WHAT IS ASKED. Please give the entries again in full and exactly, without any picture.

INPUT.
--------------------
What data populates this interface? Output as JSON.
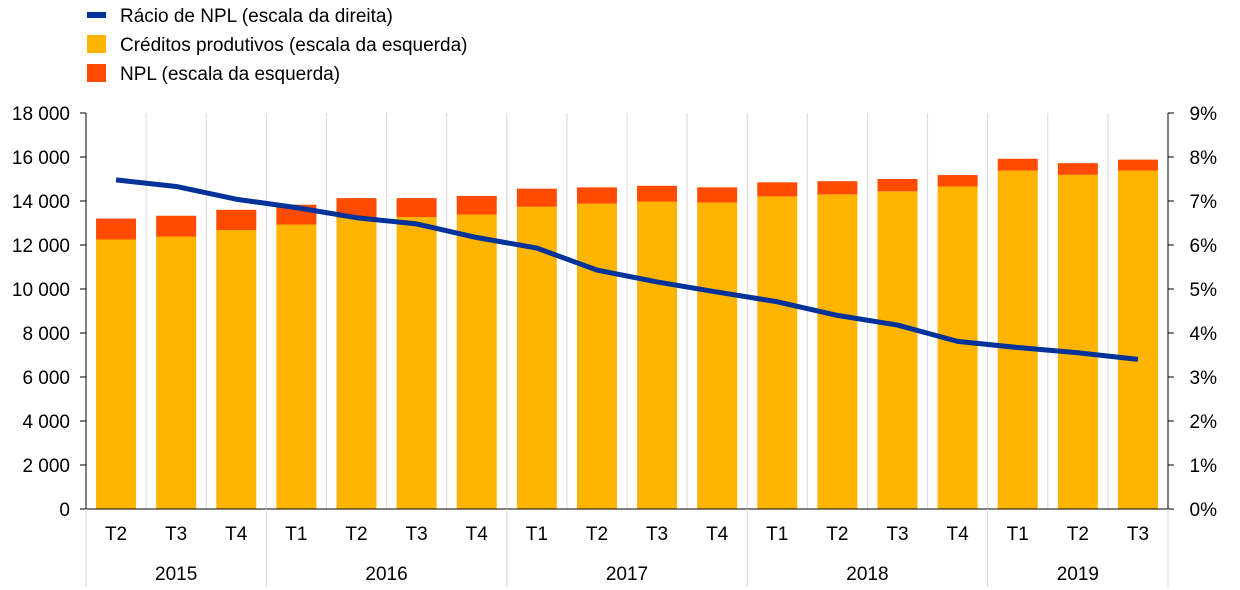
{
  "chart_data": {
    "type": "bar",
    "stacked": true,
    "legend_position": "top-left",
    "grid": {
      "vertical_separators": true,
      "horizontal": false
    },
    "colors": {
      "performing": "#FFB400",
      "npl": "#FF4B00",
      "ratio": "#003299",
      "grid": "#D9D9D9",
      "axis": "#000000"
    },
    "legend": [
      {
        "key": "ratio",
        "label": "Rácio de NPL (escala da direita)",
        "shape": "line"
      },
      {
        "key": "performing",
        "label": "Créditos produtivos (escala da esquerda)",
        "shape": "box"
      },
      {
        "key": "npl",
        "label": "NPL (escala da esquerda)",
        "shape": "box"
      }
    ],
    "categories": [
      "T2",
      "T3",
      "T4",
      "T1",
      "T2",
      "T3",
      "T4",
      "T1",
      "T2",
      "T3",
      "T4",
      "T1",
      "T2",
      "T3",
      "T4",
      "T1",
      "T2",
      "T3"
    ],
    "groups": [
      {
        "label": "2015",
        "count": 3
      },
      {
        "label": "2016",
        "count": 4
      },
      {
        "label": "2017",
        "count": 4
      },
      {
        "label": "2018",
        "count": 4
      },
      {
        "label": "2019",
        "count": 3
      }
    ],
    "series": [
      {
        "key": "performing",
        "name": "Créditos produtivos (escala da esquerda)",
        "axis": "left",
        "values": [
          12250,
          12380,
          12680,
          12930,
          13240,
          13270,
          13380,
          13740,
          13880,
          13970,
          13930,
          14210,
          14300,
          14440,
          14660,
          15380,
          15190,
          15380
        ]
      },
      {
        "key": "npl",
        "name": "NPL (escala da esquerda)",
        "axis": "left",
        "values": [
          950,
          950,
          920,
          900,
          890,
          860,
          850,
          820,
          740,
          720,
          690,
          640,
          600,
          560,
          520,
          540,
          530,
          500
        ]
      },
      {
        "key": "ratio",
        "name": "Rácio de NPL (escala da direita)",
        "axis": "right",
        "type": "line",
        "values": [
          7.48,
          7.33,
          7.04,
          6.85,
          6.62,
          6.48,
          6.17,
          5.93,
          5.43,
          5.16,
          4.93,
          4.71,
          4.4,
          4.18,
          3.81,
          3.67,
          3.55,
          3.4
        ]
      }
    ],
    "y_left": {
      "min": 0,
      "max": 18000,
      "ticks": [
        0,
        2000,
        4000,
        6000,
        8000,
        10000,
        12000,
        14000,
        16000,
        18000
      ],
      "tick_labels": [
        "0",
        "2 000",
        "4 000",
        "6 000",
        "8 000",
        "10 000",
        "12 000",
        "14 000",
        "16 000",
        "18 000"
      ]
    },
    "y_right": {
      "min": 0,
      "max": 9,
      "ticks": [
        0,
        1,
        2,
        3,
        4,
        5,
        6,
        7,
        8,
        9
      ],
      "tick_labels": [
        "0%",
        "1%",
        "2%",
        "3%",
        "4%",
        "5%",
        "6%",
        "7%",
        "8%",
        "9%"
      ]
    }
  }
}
--------------------
ANSWER TO THE TASK.
What data populates this interface? Output as JSON.
{
  "chart_data": {
    "type": "bar",
    "stacked": true,
    "legend_position": "top-left",
    "grid": {
      "vertical_separators": true,
      "horizontal": false
    },
    "colors": {
      "performing": "#FFB400",
      "npl": "#FF4B00",
      "ratio": "#003299",
      "grid": "#D9D9D9",
      "axis": "#000000"
    },
    "legend": [
      {
        "key": "ratio",
        "label": "Rácio de NPL (escala da direita)",
        "shape": "line"
      },
      {
        "key": "performing",
        "label": "Créditos produtivos (escala da esquerda)",
        "shape": "box"
      },
      {
        "key": "npl",
        "label": "NPL (escala da esquerda)",
        "shape": "box"
      }
    ],
    "categories": [
      "T2",
      "T3",
      "T4",
      "T1",
      "T2",
      "T3",
      "T4",
      "T1",
      "T2",
      "T3",
      "T4",
      "T1",
      "T2",
      "T3",
      "T4",
      "T1",
      "T2",
      "T3"
    ],
    "groups": [
      {
        "label": "2015",
        "count": 3
      },
      {
        "label": "2016",
        "count": 4
      },
      {
        "label": "2017",
        "count": 4
      },
      {
        "label": "2018",
        "count": 4
      },
      {
        "label": "2019",
        "count": 3
      }
    ],
    "series": [
      {
        "key": "performing",
        "name": "Créditos produtivos (escala da esquerda)",
        "axis": "left",
        "values": [
          12250,
          12380,
          12680,
          12930,
          13240,
          13270,
          13380,
          13740,
          13880,
          13970,
          13930,
          14210,
          14300,
          14440,
          14660,
          15380,
          15190,
          15380
        ]
      },
      {
        "key": "npl",
        "name": "NPL (escala da esquerda)",
        "axis": "left",
        "values": [
          950,
          950,
          920,
          900,
          890,
          860,
          850,
          820,
          740,
          720,
          690,
          640,
          600,
          560,
          520,
          540,
          530,
          500
        ]
      },
      {
        "key": "ratio",
        "name": "Rácio de NPL (escala da direita)",
        "axis": "right",
        "type": "line",
        "values": [
          7.48,
          7.33,
          7.04,
          6.85,
          6.62,
          6.48,
          6.17,
          5.93,
          5.43,
          5.16,
          4.93,
          4.71,
          4.4,
          4.18,
          3.81,
          3.67,
          3.55,
          3.4
        ]
      }
    ],
    "y_left": {
      "min": 0,
      "max": 18000,
      "ticks": [
        0,
        2000,
        4000,
        6000,
        8000,
        10000,
        12000,
        14000,
        16000,
        18000
      ],
      "tick_labels": [
        "0",
        "2 000",
        "4 000",
        "6 000",
        "8 000",
        "10 000",
        "12 000",
        "14 000",
        "16 000",
        "18 000"
      ]
    },
    "y_right": {
      "min": 0,
      "max": 9,
      "ticks": [
        0,
        1,
        2,
        3,
        4,
        5,
        6,
        7,
        8,
        9
      ],
      "tick_labels": [
        "0%",
        "1%",
        "2%",
        "3%",
        "4%",
        "5%",
        "6%",
        "7%",
        "8%",
        "9%"
      ]
    }
  }
}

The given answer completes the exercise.